▶ **Given request**
Report every line in the listing that contains the string "stosunku".

━━ The data ━━

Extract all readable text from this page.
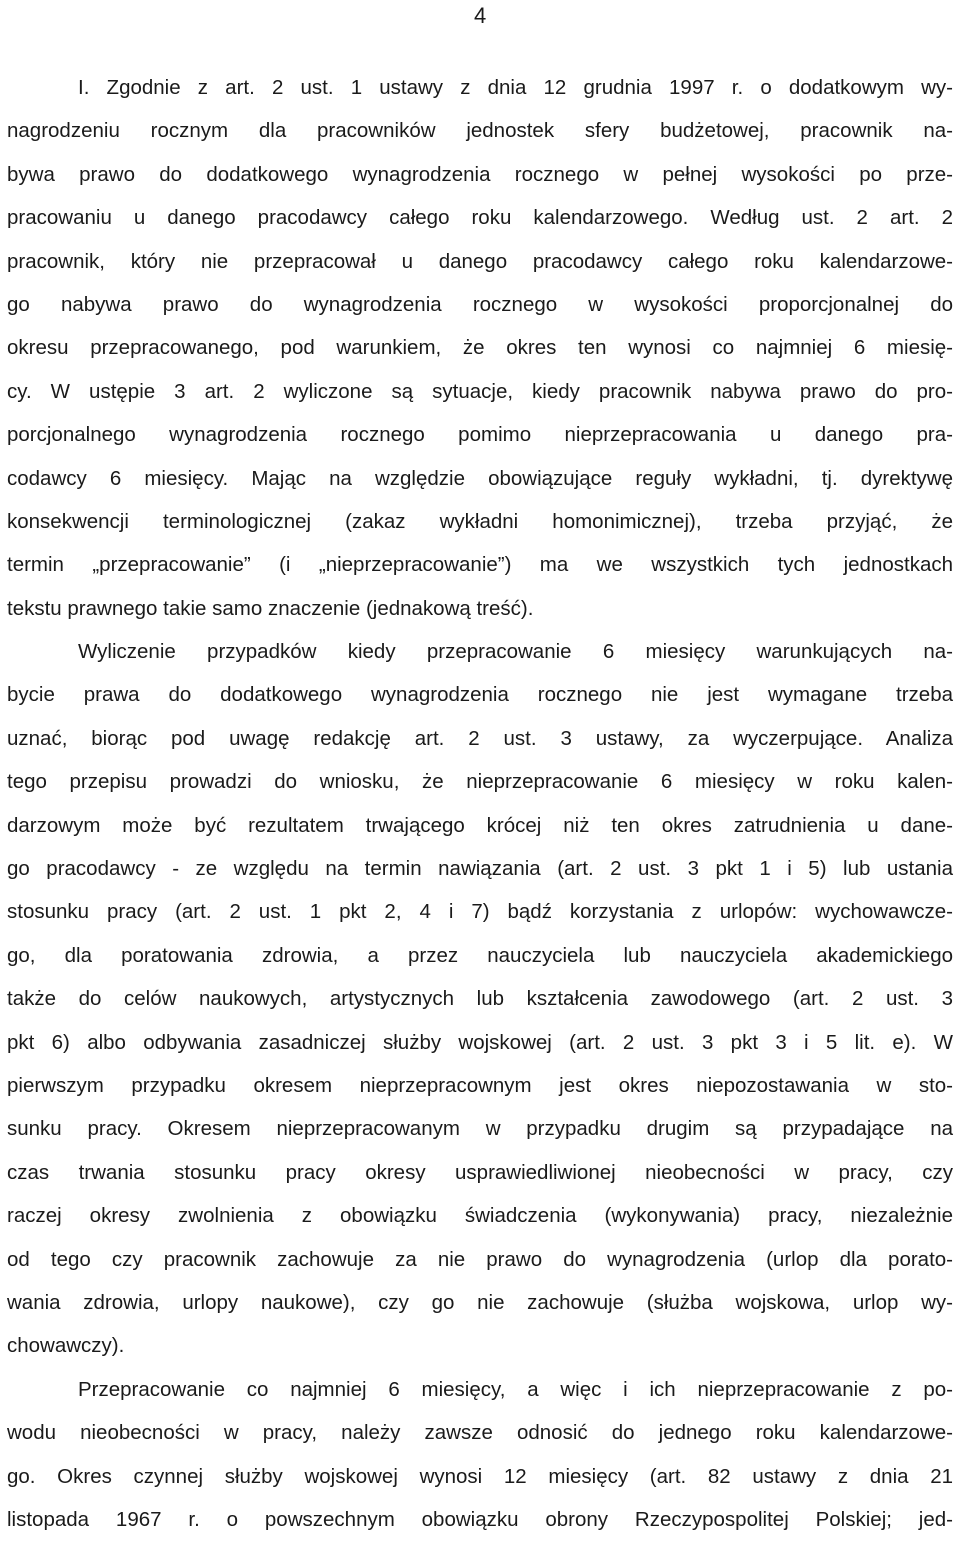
4
I. Zgodnie z art. 2 ust. 1 ustawy z dnia 12 grudnia 1997 r. o dodatkowym wy-
nagrodzeniu rocznym dla pracowników jednostek sfery budżetowej, pracownik na-
bywa prawo do dodatkowego wynagrodzenia rocznego w pełnej wysokości po prze-
pracowaniu u danego pracodawcy całego roku kalendarzowego. Według ust. 2 art. 2
pracownik, który nie przepracował u danego pracodawcy całego roku kalendarzowe-
go nabywa prawo do wynagrodzenia rocznego w wysokości proporcjonalnej do
okresu przepracowanego, pod warunkiem, że okres ten wynosi co najmniej 6 miesię-
cy. W ustępie 3 art. 2 wyliczone są sytuacje, kiedy pracownik nabywa prawo do pro-
porcjonalnego wynagrodzenia rocznego pomimo nieprzepracowania u danego pra-
codawcy 6 miesięcy. Mając na względzie obowiązujące reguły wykładni, tj. dyrektywę
konsekwencji terminologicznej (zakaz wykładni homonimicznej), trzeba przyjąć, że
termin „przepracowanie” (i „nieprzepracowanie”) ma we wszystkich tych jednostkach
tekstu prawnego takie samo znaczenie (jednakową treść).
Wyliczenie przypadków kiedy przepracowanie 6 miesięcy warunkujących na-
bycie prawa do dodatkowego wynagrodzenia rocznego nie jest wymagane trzeba
uznać, biorąc pod uwagę redakcję art. 2 ust. 3 ustawy, za wyczerpujące. Analiza
tego przepisu prowadzi do wniosku, że nieprzepracowanie 6 miesięcy w roku kalen-
darzowym może być rezultatem trwającego krócej niż ten okres zatrudnienia u dane-
go pracodawcy - ze względu na termin nawiązania (art. 2 ust. 3 pkt 1 i 5) lub ustania
stosunku pracy (art. 2 ust. 1 pkt 2, 4 i 7) bądź korzystania z urlopów: wychowawcze-
go, dla poratowania zdrowia, a przez nauczyciela lub nauczyciela akademickiego
także do celów naukowych, artystycznych lub kształcenia zawodowego (art. 2 ust. 3
pkt 6) albo odbywania zasadniczej służby wojskowej (art. 2 ust. 3 pkt 3 i 5 lit. e). W
pierwszym przypadku okresem nieprzepracownym jest okres niepozostawania w sto-
sunku pracy. Okresem nieprzepracowanym w przypadku drugim są przypadające na
czas trwania stosunku pracy okresy usprawiedliwionej nieobecności w pracy, czy
raczej okresy zwolnienia z obowiązku świadczenia (wykonywania) pracy, niezależnie
od tego czy pracownik zachowuje za nie prawo do wynagrodzenia (urlop dla porato-
wania zdrowia, urlopy naukowe), czy go nie zachowuje (służba wojskowa, urlop wy-
chowawczy).
Przepracowanie co najmniej 6 miesięcy, a więc i ich nieprzepracowanie z po-
wodu nieobecności w pracy, należy zawsze odnosić do jednego roku kalendarzowe-
go. Okres czynnej służby wojskowej wynosi 12 miesięcy (art. 82 ustawy z dnia 21
listopada 1967 r. o powszechnym obowiązku obrony Rzeczypospolitej Polskiej; jed-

━━━

▶ **Exercise answer**
stosunku pracy (art. 2 ust. 1 pkt 2, 4 i 7) bądź korzystania z urlopów: wychowawcze-
czas trwania stosunku pracy okresy usprawiedliwionej nieobecności w pracy, czy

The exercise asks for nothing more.